● **Entries provided**:
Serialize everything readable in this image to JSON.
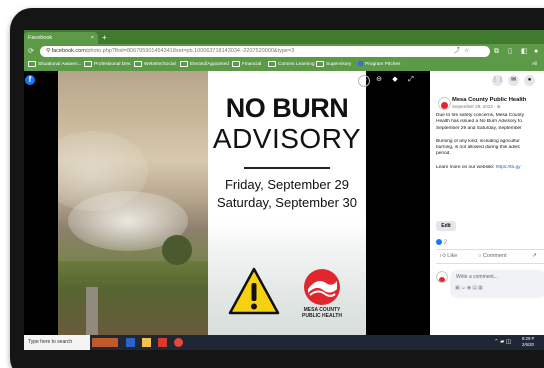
{
  "browser": {
    "tab_title": "Facebook",
    "tab_close": "×",
    "new_tab": "+",
    "url_host": "facebook.com",
    "url_path": "/photo.php?fbid=8067959014543418set=pb.100063718143034.-2207520000&type=3",
    "nav_back": "⟳",
    "bookmarks": [
      {
        "label": "Situational Awaren...",
        "kind": "folder"
      },
      {
        "label": "Professional Dev.",
        "kind": "folder"
      },
      {
        "label": "Website/Social",
        "kind": "folder"
      },
      {
        "label": "Elected/Appointed",
        "kind": "folder"
      },
      {
        "label": "Financial",
        "kind": "folder"
      },
      {
        "label": "Comms Learning",
        "kind": "folder"
      },
      {
        "label": "Supervisory",
        "kind": "folder"
      },
      {
        "label": "Program Pitches",
        "kind": "page"
      }
    ],
    "bookmarks_more": "All"
  },
  "poster": {
    "headline_line1": "NO BURN",
    "headline_line2": "ADVISORY",
    "date_line1": "Friday, September 29",
    "date_line2": "Saturday, September 30",
    "logo_line1": "MESA COUNTY",
    "logo_line2": "PUBLIC HEALTH",
    "accent_red": "#e1272d",
    "warning_yellow": "#f6d110"
  },
  "post": {
    "page_name": "Mesa County Public Health",
    "date": "September 29, 2023 · ",
    "paragraph1": [
      "Due to fire safety concerns, Mesa County",
      "Health has issued a No Burn Advisory fo",
      "September 29 and Saturday, September"
    ],
    "paragraph2": [
      "Burning of any kind, including agricultur",
      "burning, is not allowed during this advis",
      "period."
    ],
    "learn_more_prefix": "Learn more on our website: ",
    "learn_more_link": "https://tb.gy",
    "edit_label": "Edit",
    "reaction_count": "2",
    "like_label": "Like",
    "comment_label": "Comment",
    "comment_placeholder": "Write a comment..."
  },
  "taskbar": {
    "search_placeholder": "Type here to search",
    "time": "8:29 P",
    "date": "2/6/20"
  },
  "colors": {
    "browser_green": "#5c9a48",
    "fb_blue": "#1877f2"
  }
}
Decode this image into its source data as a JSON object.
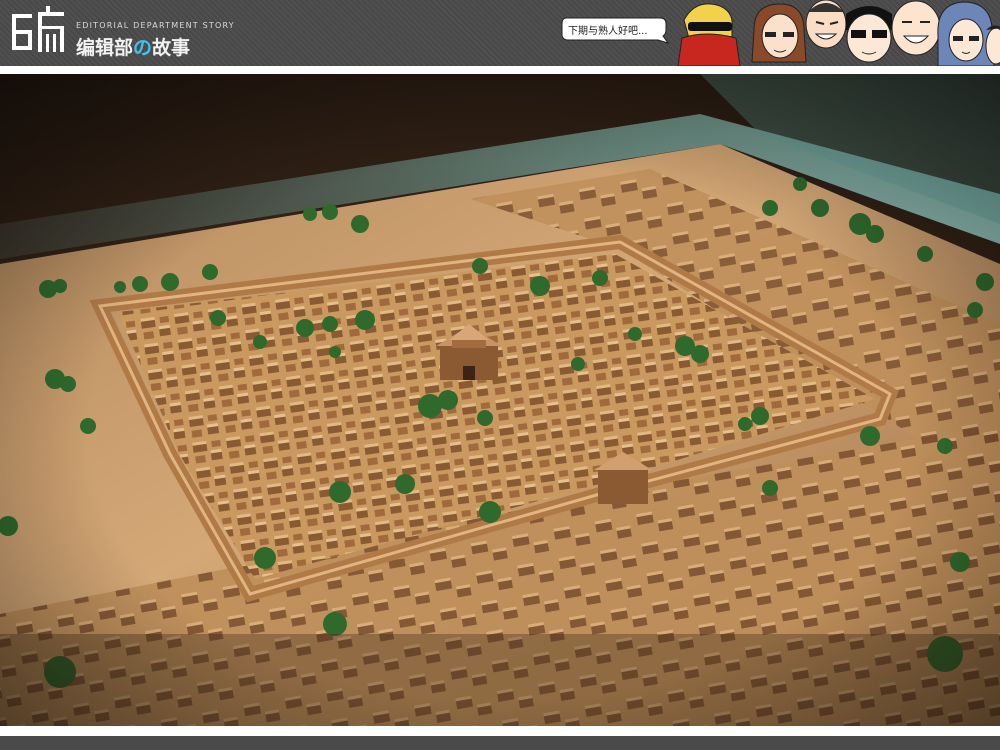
{
  "header": {
    "logo_char": "编",
    "tagline": "EDITORIAL DEPARTMENT STORY",
    "brand_part1": "编辑部",
    "brand_part2": "の",
    "brand_part3": "故事",
    "speech_bubble": "下期与熟人好吧..."
  },
  "photo": {
    "subject": "city-model",
    "icons": [
      "cartoon-face-icon"
    ]
  },
  "colors": {
    "header_bg": "#4a4a4a",
    "accent": "#3ec4ef",
    "model_tan": "#c89a62",
    "tree_green": "#2f6a2c"
  }
}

● **Task brief**:
Look through the entries above. Extract each line with the word "JSON".

● **Exercise solution**:
Serialize everything readable in this image to JSON.
Decode this image into its source data as a JSON object.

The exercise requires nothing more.